» Trecho apresentado
* * * * *

Uma das primeiras iniciativas nesse sentido – senão a primeira – ocorreu em 1677, quando o tribunal da Relação da Bahia sugeriu a medida à Coroa, argumentando que um magistrado profissional na câmara seria capaz de melhorar a administração da justiça, eliminando a parcialidade e o favoritismo demonstrados pelos juízes ordinários, como também a apropriação indébita de fundos por ela administrados. A Coroa, porém, só seria sensível a esse argumento em 1696, quando criou o cargo na cidade de Salvador, sob o argumento de que as câmaras já dispunham de muitas funções.

* * * * *

» Exercício escrito
Prolongue o trecho sobre o magistrado profissional na câmara de Salvador, começando logo depois da última frase dele.

* * * * *

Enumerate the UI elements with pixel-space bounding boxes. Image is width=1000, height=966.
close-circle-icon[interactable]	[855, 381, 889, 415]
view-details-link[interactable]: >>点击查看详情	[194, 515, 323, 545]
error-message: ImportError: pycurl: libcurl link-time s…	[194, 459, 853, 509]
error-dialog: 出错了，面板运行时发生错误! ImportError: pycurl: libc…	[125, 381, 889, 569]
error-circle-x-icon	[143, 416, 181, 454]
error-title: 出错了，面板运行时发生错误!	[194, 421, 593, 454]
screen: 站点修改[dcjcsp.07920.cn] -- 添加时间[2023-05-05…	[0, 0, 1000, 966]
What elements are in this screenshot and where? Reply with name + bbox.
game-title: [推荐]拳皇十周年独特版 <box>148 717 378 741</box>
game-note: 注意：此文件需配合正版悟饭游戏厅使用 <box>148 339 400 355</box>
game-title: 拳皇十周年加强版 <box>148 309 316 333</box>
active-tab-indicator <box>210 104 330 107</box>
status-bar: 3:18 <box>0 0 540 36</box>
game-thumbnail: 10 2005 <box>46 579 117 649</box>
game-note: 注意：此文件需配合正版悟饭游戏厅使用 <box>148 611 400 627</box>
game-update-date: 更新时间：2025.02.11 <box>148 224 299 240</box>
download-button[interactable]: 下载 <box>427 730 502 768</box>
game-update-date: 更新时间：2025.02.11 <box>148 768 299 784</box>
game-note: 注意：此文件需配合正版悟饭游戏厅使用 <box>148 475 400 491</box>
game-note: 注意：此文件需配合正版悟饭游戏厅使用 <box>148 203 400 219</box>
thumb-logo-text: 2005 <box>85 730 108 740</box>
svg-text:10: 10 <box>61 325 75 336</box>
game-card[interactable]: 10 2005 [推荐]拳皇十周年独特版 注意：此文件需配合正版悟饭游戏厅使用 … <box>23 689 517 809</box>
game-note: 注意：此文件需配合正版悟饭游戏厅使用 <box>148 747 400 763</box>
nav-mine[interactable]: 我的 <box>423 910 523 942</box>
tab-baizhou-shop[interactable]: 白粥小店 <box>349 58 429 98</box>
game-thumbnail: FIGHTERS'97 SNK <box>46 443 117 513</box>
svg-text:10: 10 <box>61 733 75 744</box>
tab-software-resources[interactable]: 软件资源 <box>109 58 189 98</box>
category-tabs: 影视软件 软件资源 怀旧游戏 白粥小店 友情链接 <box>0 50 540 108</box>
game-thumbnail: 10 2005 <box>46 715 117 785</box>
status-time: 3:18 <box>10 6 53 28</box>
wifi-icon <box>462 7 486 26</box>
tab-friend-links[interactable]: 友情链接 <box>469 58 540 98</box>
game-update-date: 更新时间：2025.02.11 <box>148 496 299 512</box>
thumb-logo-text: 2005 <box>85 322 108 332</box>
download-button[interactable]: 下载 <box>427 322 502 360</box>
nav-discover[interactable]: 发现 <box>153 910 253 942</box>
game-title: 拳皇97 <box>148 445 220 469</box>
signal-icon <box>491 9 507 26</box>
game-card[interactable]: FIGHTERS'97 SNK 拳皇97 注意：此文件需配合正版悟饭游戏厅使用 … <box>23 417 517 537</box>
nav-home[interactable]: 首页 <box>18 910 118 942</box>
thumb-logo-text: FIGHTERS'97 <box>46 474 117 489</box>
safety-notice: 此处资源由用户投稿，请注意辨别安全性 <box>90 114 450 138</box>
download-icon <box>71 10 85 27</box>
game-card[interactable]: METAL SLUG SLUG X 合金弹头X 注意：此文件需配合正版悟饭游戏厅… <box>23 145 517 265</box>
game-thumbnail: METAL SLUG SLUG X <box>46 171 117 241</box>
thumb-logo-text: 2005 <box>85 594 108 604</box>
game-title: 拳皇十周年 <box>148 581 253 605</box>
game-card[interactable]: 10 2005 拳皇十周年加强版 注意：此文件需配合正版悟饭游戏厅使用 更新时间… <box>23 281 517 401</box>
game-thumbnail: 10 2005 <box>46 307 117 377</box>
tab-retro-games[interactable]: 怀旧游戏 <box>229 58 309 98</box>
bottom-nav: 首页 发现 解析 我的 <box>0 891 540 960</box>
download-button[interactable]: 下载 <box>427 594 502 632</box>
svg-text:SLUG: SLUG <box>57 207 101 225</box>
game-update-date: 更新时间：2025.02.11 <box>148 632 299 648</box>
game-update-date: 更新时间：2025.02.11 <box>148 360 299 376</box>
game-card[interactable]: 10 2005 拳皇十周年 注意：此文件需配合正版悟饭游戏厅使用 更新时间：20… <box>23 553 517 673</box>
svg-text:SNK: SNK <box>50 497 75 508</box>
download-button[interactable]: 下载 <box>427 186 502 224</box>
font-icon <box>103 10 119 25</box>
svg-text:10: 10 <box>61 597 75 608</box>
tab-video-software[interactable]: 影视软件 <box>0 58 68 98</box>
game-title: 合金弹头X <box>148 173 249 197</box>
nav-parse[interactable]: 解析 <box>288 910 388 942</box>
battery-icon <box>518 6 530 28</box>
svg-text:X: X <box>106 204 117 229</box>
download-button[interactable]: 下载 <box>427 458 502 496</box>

* * * * *

» Resultado obtido
A partir de então, as câmaras municipais passaram a sofrer maior interferência da metrópole, com a nomeação de juízes de fora que se sobrepunham à instituição dos juízes eleitos nas vilas e cidades, o que viria a gerar tensão entre as oligarquias locais e o poder metropolitano. Antes, nos domínios ultramarinos, em 1688, já havia sido criado o cargo em Goa. Depois, Rio de Janeiro em 1703, e Luanda, em 1722, também ganhariam juiz de fora.” (Direito e Justiça em terras de El-Rei na São Paulo Colonial 1709-1822, Adelto Gonçalves, Imprensa Oficial do Estado de São Paulo, São Paulo, 2015, p. 99)
No período em que a justiça era distribuída pelos clérigos, as disputas teológicas entre eles podiam acarretar graves controvérsias entre os juízes. Umberto Eco explorou de maneira brilhante esse tema no seu livro O Nome da Rosa. Guilherme de Baskerville e Bernardo Gui pertencem a ordem religiosas distintas. Eles já haviam se estranhado no passado, mas acabam se encontrando na Abadia de onde se tornam juízes das heresias que teriam sido cometidas. Os métodos empregados por eles são absolutamente distintos: o franciscano é lógico e racional; o dominicano é místico e irracional. No livro o caso fica parcialmente sem solução. Na versão cinematográfica, Bernardo Gui sofre um acidente mortal.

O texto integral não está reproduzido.